=== SUPPLIED MATERIAL ===
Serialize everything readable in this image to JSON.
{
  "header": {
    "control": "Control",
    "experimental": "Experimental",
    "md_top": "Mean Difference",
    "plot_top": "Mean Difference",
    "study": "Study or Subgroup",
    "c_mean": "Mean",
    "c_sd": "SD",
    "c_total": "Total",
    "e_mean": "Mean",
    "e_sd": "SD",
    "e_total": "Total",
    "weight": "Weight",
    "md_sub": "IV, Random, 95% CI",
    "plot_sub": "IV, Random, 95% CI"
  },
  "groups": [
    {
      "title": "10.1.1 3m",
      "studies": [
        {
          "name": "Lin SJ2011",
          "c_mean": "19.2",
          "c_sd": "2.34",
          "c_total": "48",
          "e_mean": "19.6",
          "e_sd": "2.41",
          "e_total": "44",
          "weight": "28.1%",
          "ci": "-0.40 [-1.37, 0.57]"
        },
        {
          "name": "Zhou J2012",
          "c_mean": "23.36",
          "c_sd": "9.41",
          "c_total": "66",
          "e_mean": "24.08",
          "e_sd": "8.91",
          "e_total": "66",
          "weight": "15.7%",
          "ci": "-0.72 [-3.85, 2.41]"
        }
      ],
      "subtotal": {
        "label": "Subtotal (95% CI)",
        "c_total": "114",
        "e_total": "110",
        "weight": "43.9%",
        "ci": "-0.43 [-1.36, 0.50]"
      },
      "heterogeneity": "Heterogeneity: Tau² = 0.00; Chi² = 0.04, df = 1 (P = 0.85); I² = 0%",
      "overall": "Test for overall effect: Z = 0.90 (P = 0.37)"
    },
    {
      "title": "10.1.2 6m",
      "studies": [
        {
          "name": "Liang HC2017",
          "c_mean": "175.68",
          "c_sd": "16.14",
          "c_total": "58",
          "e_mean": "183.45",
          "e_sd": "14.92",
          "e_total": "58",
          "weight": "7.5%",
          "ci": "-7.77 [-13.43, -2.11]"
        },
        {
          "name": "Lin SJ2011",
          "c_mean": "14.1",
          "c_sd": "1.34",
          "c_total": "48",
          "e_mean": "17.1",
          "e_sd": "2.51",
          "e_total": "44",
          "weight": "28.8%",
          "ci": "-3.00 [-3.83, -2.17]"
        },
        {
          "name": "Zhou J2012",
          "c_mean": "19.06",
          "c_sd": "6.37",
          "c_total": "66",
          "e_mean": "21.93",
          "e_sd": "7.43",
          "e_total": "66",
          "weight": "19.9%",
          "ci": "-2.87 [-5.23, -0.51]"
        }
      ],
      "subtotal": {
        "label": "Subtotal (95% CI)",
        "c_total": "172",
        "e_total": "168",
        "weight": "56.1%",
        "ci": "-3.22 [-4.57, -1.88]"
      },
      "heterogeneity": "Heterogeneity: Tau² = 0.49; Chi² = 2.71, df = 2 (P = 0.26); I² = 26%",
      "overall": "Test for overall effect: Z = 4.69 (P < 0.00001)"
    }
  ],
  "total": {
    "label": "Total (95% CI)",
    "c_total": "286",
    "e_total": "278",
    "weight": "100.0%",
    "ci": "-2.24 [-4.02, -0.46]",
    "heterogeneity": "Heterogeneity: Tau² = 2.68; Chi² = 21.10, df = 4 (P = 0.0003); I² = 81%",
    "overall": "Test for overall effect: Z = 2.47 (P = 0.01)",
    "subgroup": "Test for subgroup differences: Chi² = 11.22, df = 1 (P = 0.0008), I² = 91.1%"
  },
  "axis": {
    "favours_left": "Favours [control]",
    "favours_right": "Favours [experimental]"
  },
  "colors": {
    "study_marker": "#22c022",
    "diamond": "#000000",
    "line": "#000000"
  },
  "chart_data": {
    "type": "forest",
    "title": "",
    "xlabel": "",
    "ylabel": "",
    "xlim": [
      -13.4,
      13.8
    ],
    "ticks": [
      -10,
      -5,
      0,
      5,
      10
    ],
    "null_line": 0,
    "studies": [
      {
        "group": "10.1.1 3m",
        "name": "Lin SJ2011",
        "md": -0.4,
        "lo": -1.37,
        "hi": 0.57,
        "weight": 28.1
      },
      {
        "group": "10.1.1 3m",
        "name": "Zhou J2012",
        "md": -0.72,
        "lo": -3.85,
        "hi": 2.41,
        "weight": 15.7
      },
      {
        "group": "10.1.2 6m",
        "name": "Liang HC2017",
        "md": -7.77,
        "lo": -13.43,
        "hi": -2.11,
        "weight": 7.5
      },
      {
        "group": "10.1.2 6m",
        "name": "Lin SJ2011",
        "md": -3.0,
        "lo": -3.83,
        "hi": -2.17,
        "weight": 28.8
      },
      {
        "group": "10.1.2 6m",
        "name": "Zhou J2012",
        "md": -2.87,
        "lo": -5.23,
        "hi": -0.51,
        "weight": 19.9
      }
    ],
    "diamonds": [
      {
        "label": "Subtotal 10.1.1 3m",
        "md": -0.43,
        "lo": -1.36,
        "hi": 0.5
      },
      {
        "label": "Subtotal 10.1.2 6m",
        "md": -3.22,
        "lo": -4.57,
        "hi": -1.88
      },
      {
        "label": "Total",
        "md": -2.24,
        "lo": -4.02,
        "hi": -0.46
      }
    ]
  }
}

=== OBJECTIVE ===
Which lines contain the word "Tau²"? Return each of them.

=== FINISHED ANSWER ===
      "heterogeneity": "Heterogeneity: Tau² = 0.00; Chi² = 0.04, df = 1 (P = 0.85); I² = 0%",
      "heterogeneity": "Heterogeneity: Tau² = 0.49; Chi² = 2.71, df = 2 (P = 0.26); I² = 26%",
    "heterogeneity": "Heterogeneity: Tau² = 2.68; Chi² = 21.10, df = 4 (P = 0.0003); I² = 81%",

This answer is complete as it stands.